ABOUT THIS EXERCISE: Copy each line of the listing where the word "universiteti" can be found.

STORED DATA:
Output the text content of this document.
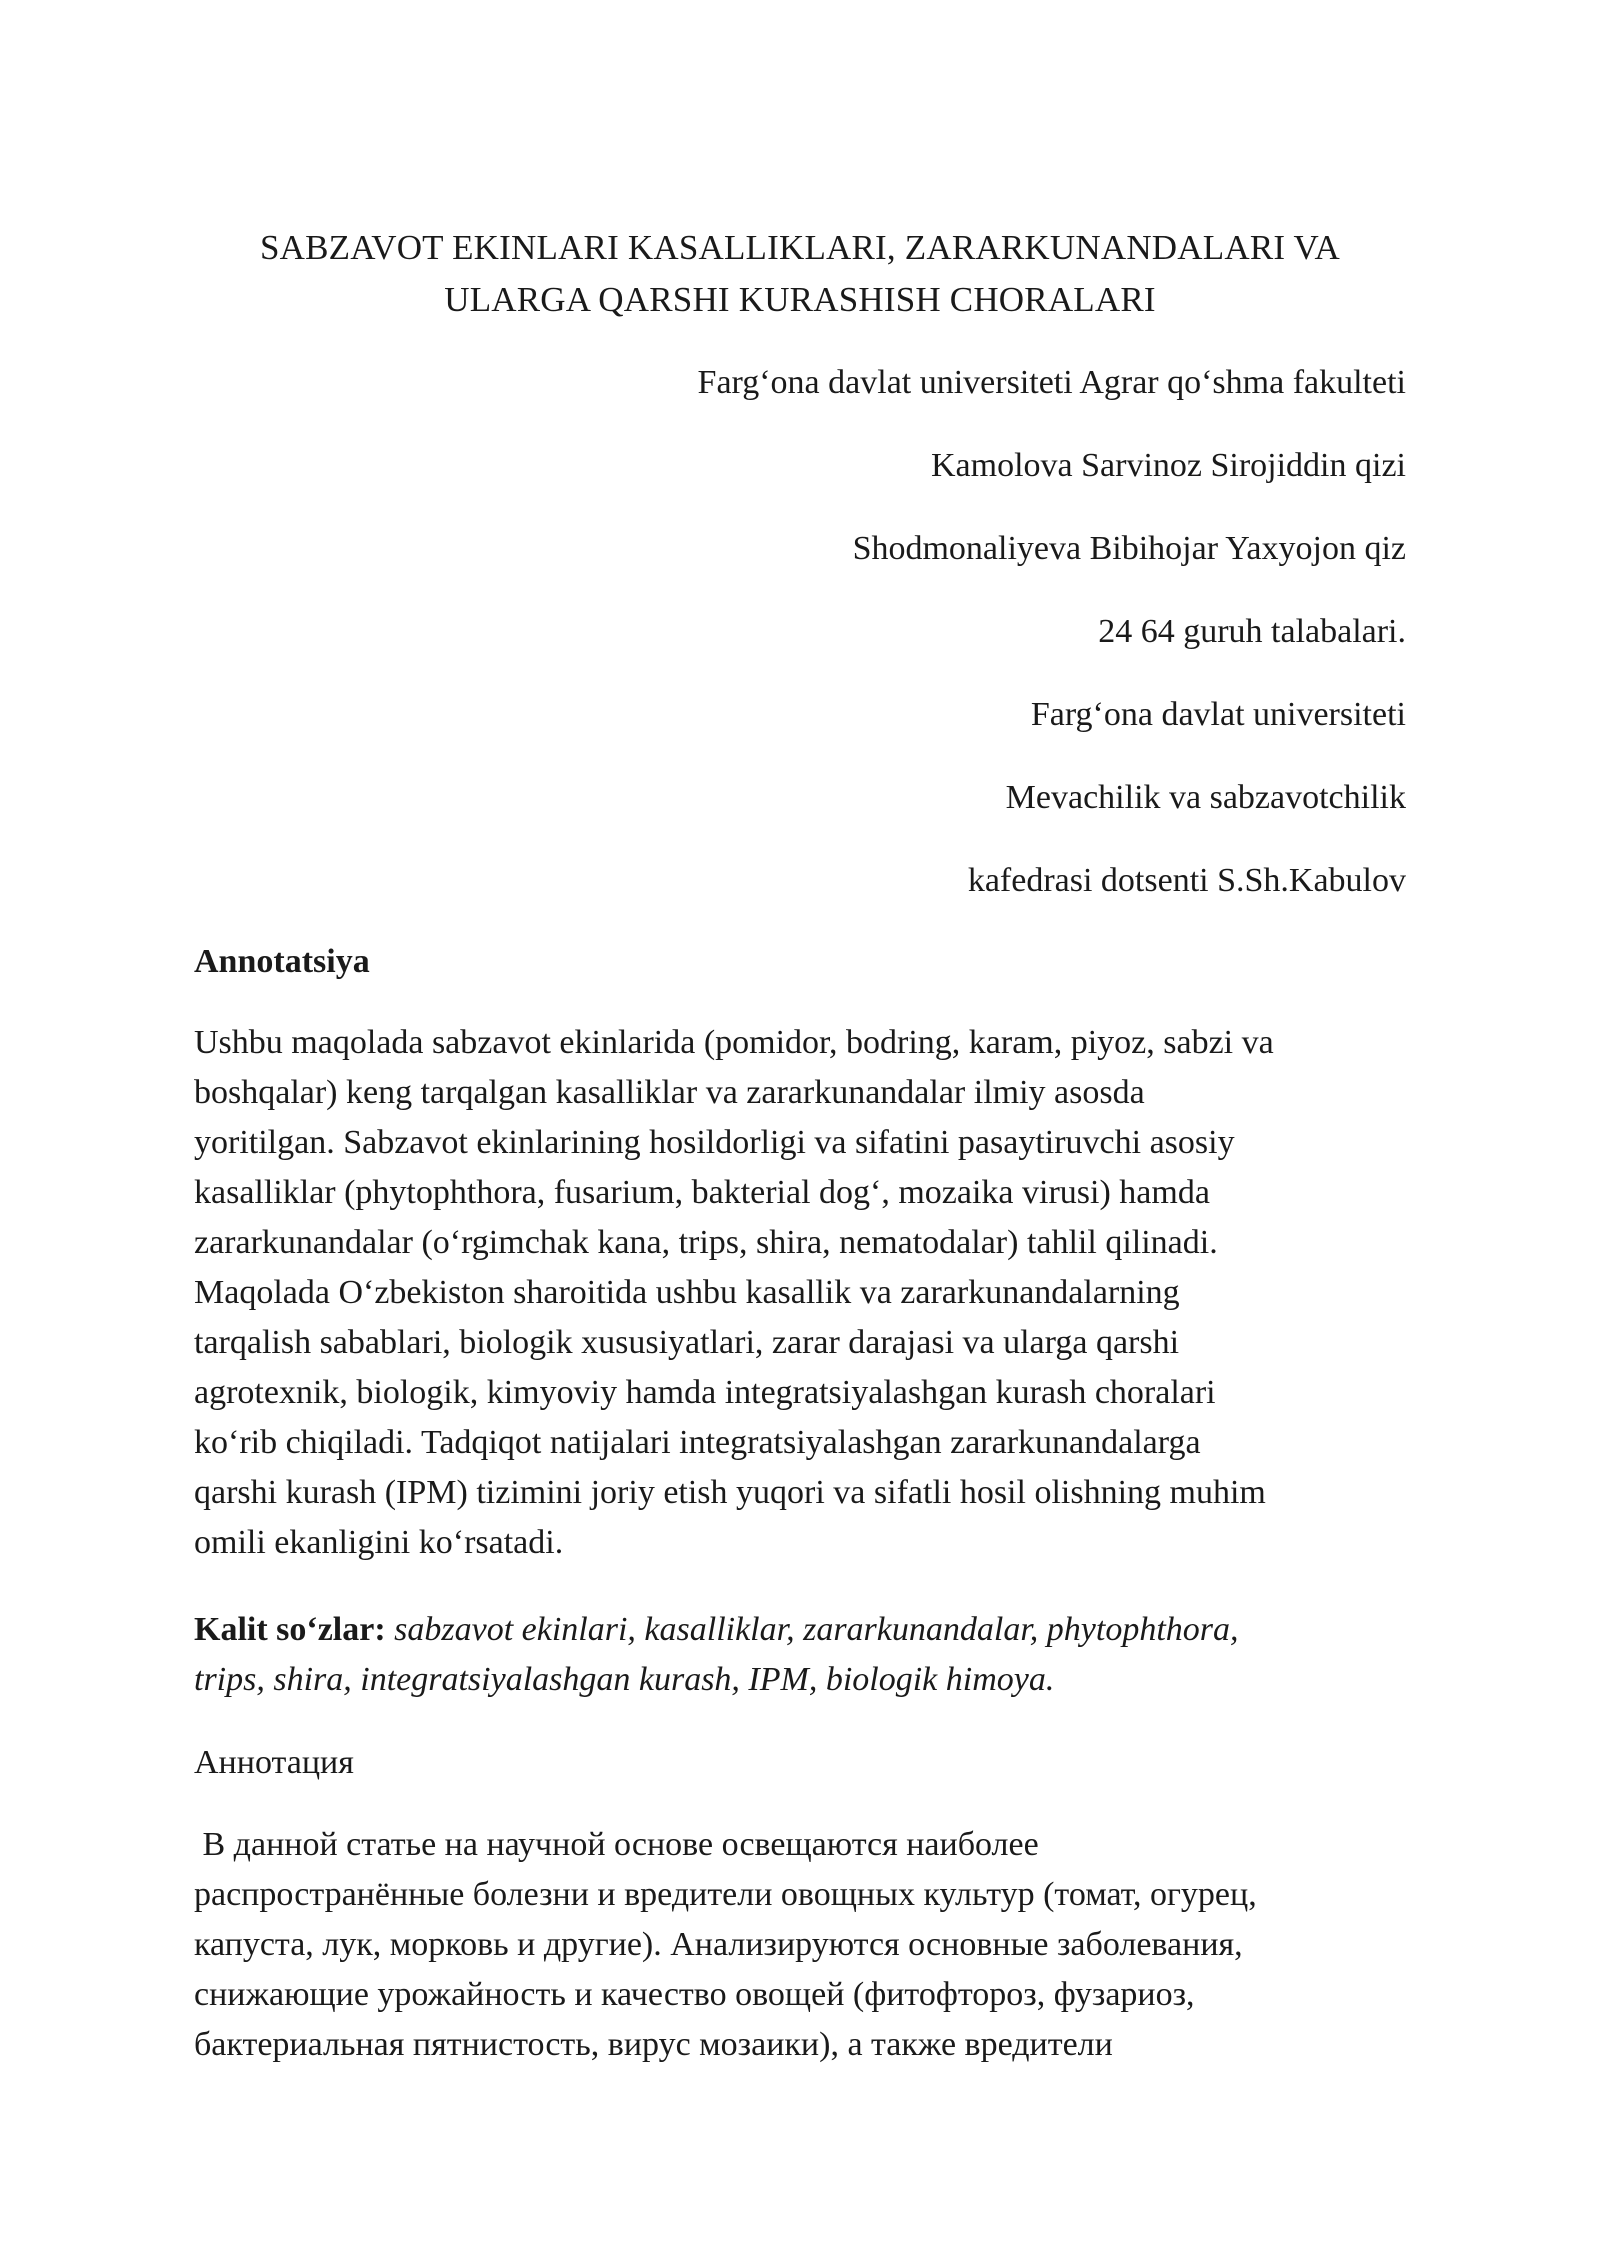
SABZAVOT EKINLARI KASALLIKLARI, ZARARKUNANDALARI VA
ULARGA QARSHI KURASHISH CHORALARI
Farg‘ona davlat universiteti Agrar qo‘shma fakulteti
Kamolova Sarvinoz Sirojiddin qizi
Shodmonaliyeva Bibihojar Yaxyojon qiz
24 64 guruh talabalari.
Farg‘ona davlat universiteti
Mevachilik va sabzavotchilik
kafedrasi dotsenti S.Sh.Kabulov
Annotatsiya
Ushbu maqolada sabzavot ekinlarida (pomidor, bodring, karam, piyoz, sabzi va
boshqalar) keng tarqalgan kasalliklar va zararkunandalar ilmiy asosda
yoritilgan. Sabzavot ekinlarining hosildorligi va sifatini pasaytiruvchi asosiy
kasalliklar (phytophthora, fusarium, bakterial dog‘, mozaika virusi) hamda
zararkunandalar (o‘rgimchak kana, trips, shira, nematodalar) tahlil qilinadi.
Maqolada O‘zbekiston sharoitida ushbu kasallik va zararkunandalarning
tarqalish sabablari, biologik xususiyatlari, zarar darajasi va ularga qarshi
agrotexnik, biologik, kimyoviy hamda integratsiyalashgan kurash choralari
ko‘rib chiqiladi. Tadqiqot natijalari integratsiyalashgan zararkunandalarga
qarshi kurash (IPM) tizimini joriy etish yuqori va sifatli hosil olishning muhim
omili ekanligini ko‘rsatadi.
Kalit so‘zlar: sabzavot ekinlari, kasalliklar, zararkunandalar, phytophthora,
trips, shira, integratsiyalashgan kurash, IPM, biologik himoya.
Аннотация
В данной статье на научной основе освещаются наиболее
распространённые болезни и вредители овощных культур (томат, огурец,
капуста, лук, морковь и другие). Анализируются основные заболевания,
снижающие урожайность и качество овощей (фитофтороз, фузариоз,
бактериальная пятнистость, вирус мозаики), а также вредители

EXERCISE SOLUTION:
Farg‘ona davlat universiteti Agrar qo‘shma fakulteti
Farg‘ona davlat universiteti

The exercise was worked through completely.